> **Data listing**:
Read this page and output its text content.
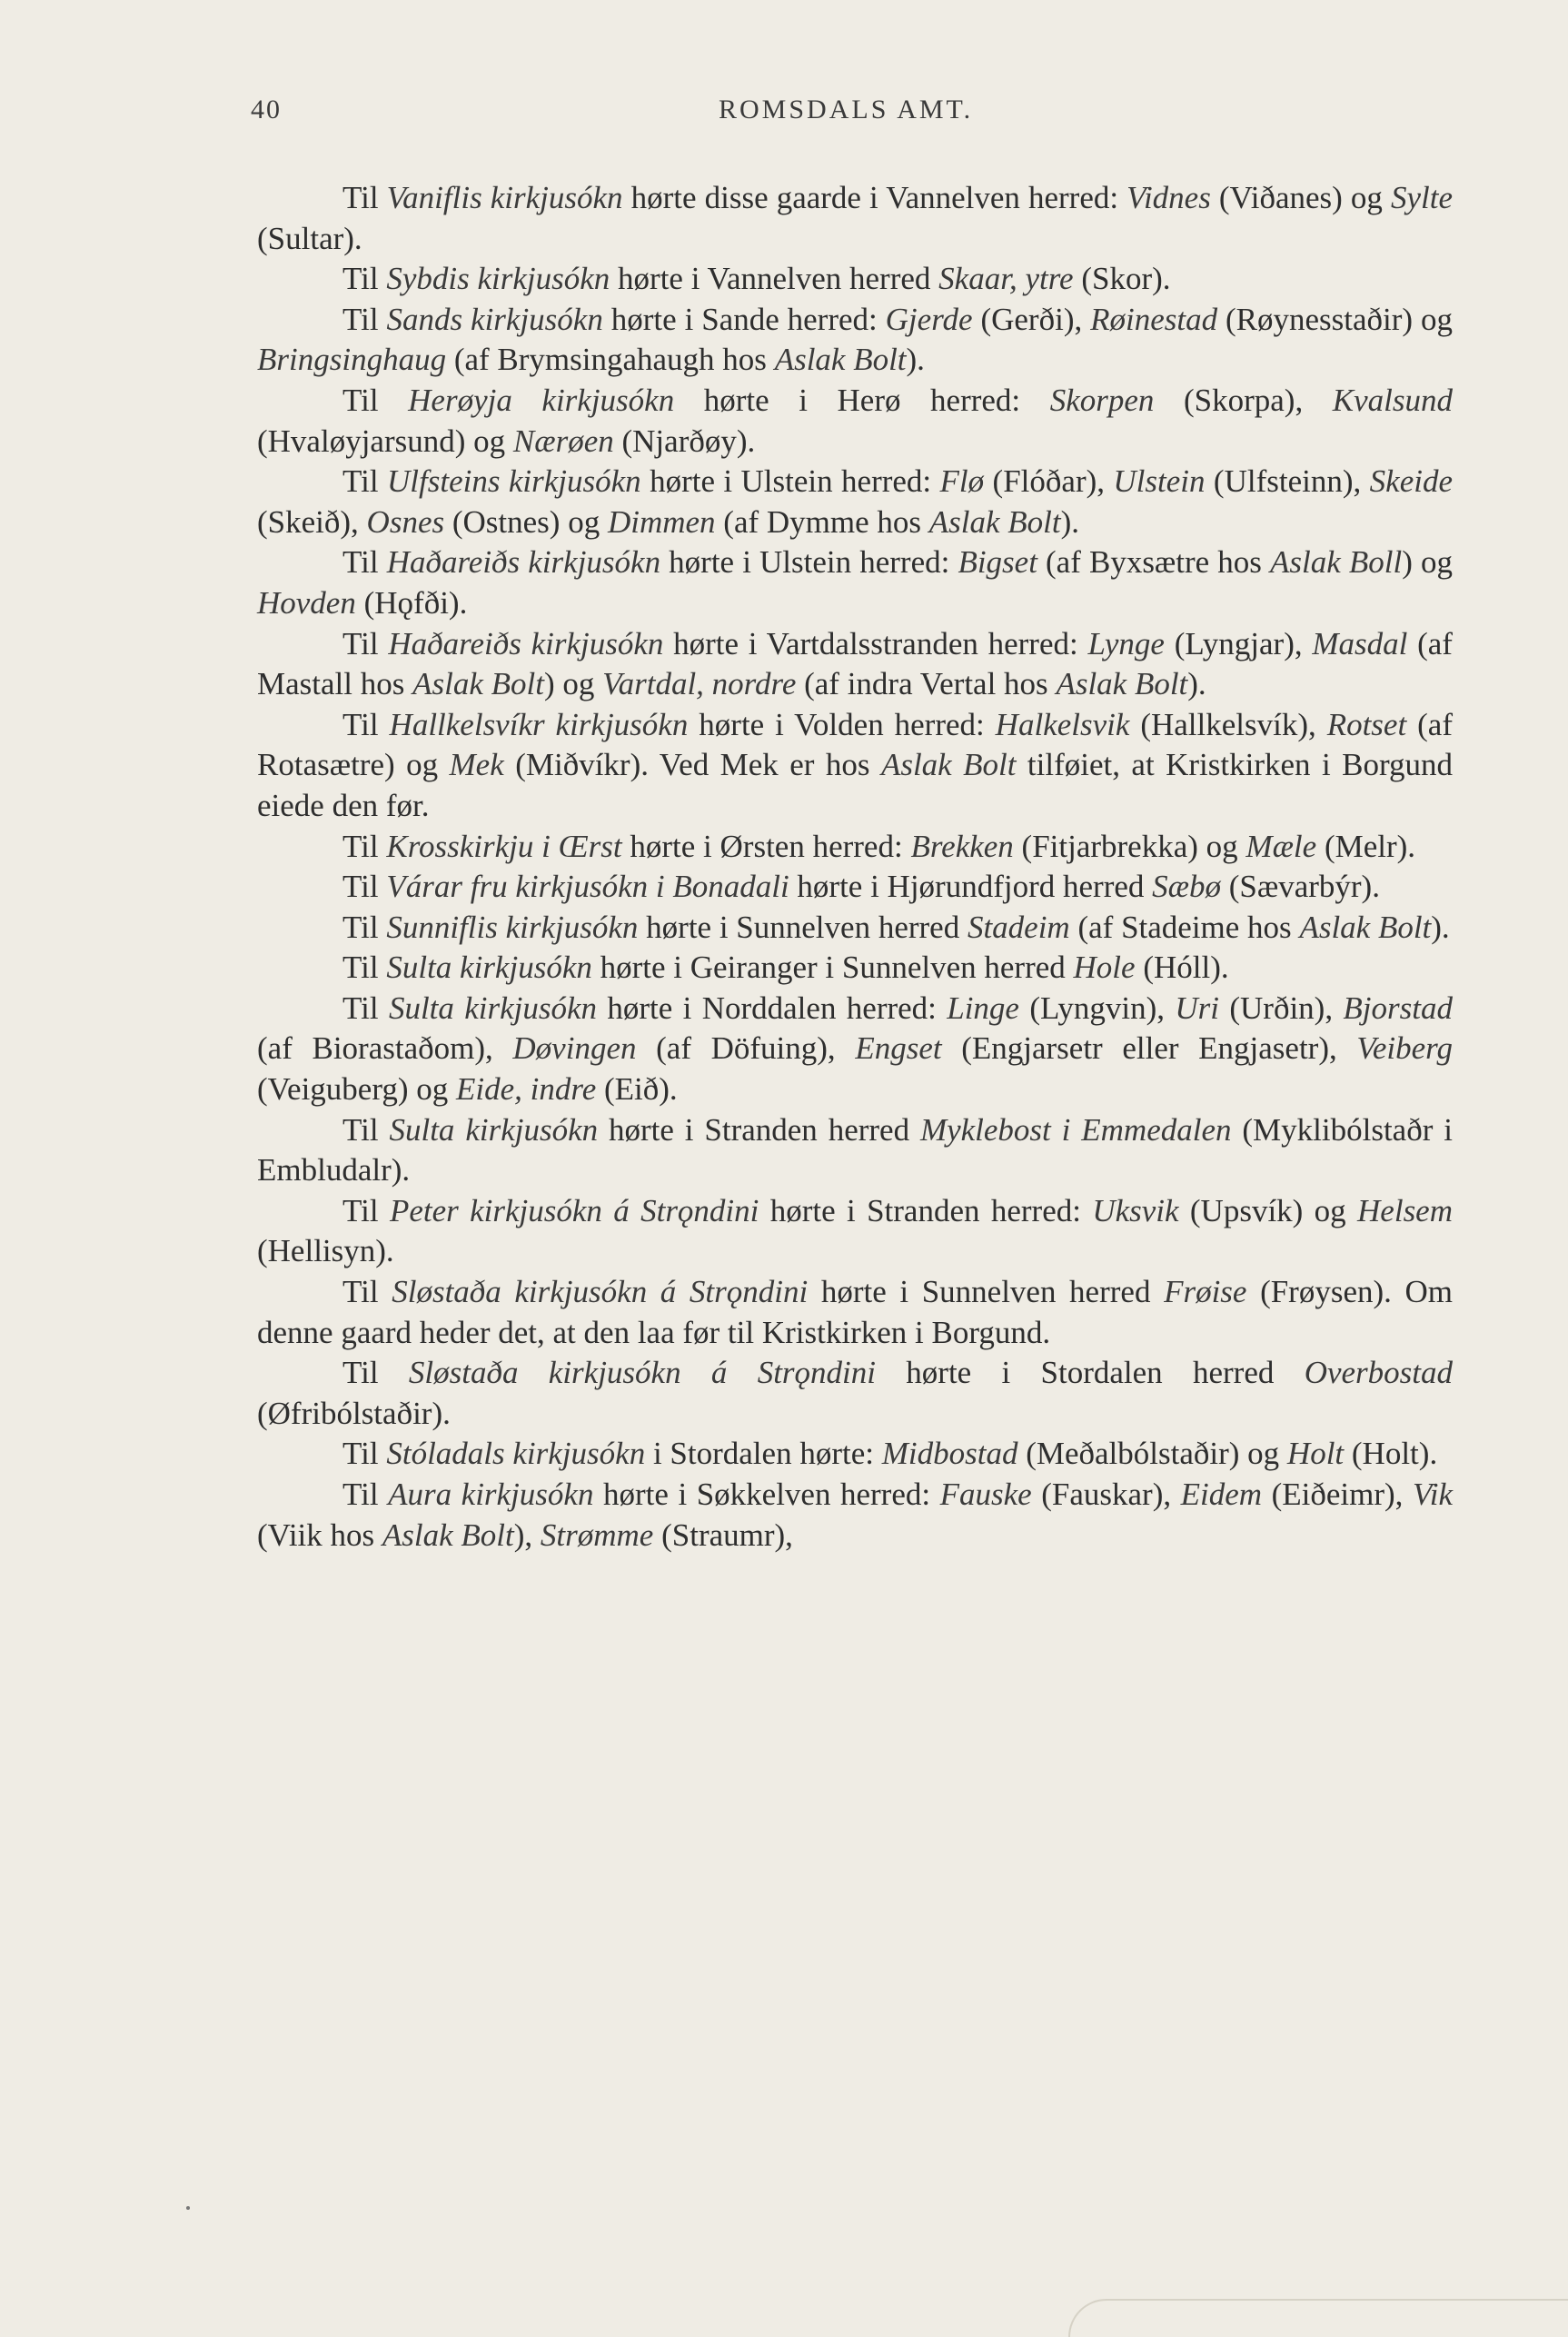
40	ROMSDALS AMT.

Til Vaniflis kirkjusókn hørte disse gaarde i Vannelven herred: Vidnes (Viðanes) og Sylte (Sultar).

Til Sybdis kirkjusókn hørte i Vannelven herred Skaar, ytre (Skor).

Til Sands kirkjusókn hørte i Sande herred: Gjerde (Gerði), Røinestad (Røynesstaðir) og Bringsinghaug (af Brymsingahaugh hos Aslak Bolt).

Til Herøyja kirkjusókn hørte i Herø herred: Skorpen (Skorpa), Kvalsund (Hvaløyjarsund) og Nærøen (Njarðøy).

Til Ulfsteins kirkjusókn hørte i Ulstein herred: Flø (Flóðar), Ulstein (Ulfsteinn), Skeide (Skeið), Osnes (Ostnes) og Dimmen (af Dymme hos Aslak Bolt).

Til Haðareiðs kirkjusókn hørte i Ulstein herred: Bigset (af Byxsætre hos Aslak Boll) og Hovden (Hǫfði).

Til Haðareiðs kirkjusókn hørte i Vartdalsstranden herred: Lynge (Lyngjar), Masdal (af Mastall hos Aslak Bolt) og Vartdal, nordre (af indra Vertal hos Aslak Bolt).

Til Hallkelsvíkr kirkjusókn hørte i Volden herred: Halkelsvik (Hallkelsvík), Rotset (af Rotasætre) og Mek (Miðvíkr). Ved Mek er hos Aslak Bolt tilføiet, at Kristkirken i Borgund eiede den før.

Til Krosskirkju i Œrst hørte i Ørsten herred: Brekken (Fitjarbrekka) og Mæle (Melr).

Til Várar fru kirkjusókn i Bonadali hørte i Hjørundfjord herred Sæbø (Sævarbýr).

Til Sunniflis kirkjusókn hørte i Sunnelven herred Stadeim (af Stadeime hos Aslak Bolt).

Til Sulta kirkjusókn hørte i Geiranger i Sunnelven herred Hole (Hóll).

Til Sulta kirkjusókn hørte i Norddalen herred: Linge (Lyngvin), Uri (Urðin), Bjorstad (af Biorastaðom), Døvingen (af Döfuing), Engset (Engjarsetr eller Engjasetr), Veiberg (Veiguberg) og Eide, indre (Eið).

Til Sulta kirkjusókn hørte i Stranden herred Myklebost i Emmedalen (Myklibólstaðr i Embludalr).

Til Peter kirkjusókn á Strǫndini hørte i Stranden herred: Uksvik (Upsvík) og Helsem (Hellisyn).

Til Sløstaða kirkjusókn á Strǫndini hørte i Sunnelven herred Frøise (Frøysen). Om denne gaard heder det, at den laa før til Kristkirken i Borgund.

Til Sløstaða kirkjusókn á Strǫndini hørte i Stordalen herred Overbostad (Øfribólstaðir).

Til Stóladals kirkjusókn i Stordalen hørte: Midbostad (Meðalbólstaðir) og Holt (Holt).

Til Aura kirkjusókn hørte i Søkkelven herred: Fauske (Fauskar), Eidem (Eiðeimr), Vik (Viik hos Aslak Bolt), Strømme (Straumr),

> **Goal**: Search the listing for the word "Stordalen" and return each line that holds it.

> **Solution to the exercise**:
Til Sløstaða kirkjusókn á Strǫndini hørte i Stordalen herred Overbostad (Øfribólstaðir).
Til Stóladals kirkjusókn i Stordalen hørte: Midbostad (Meðalbólstaðir) og Holt (Holt).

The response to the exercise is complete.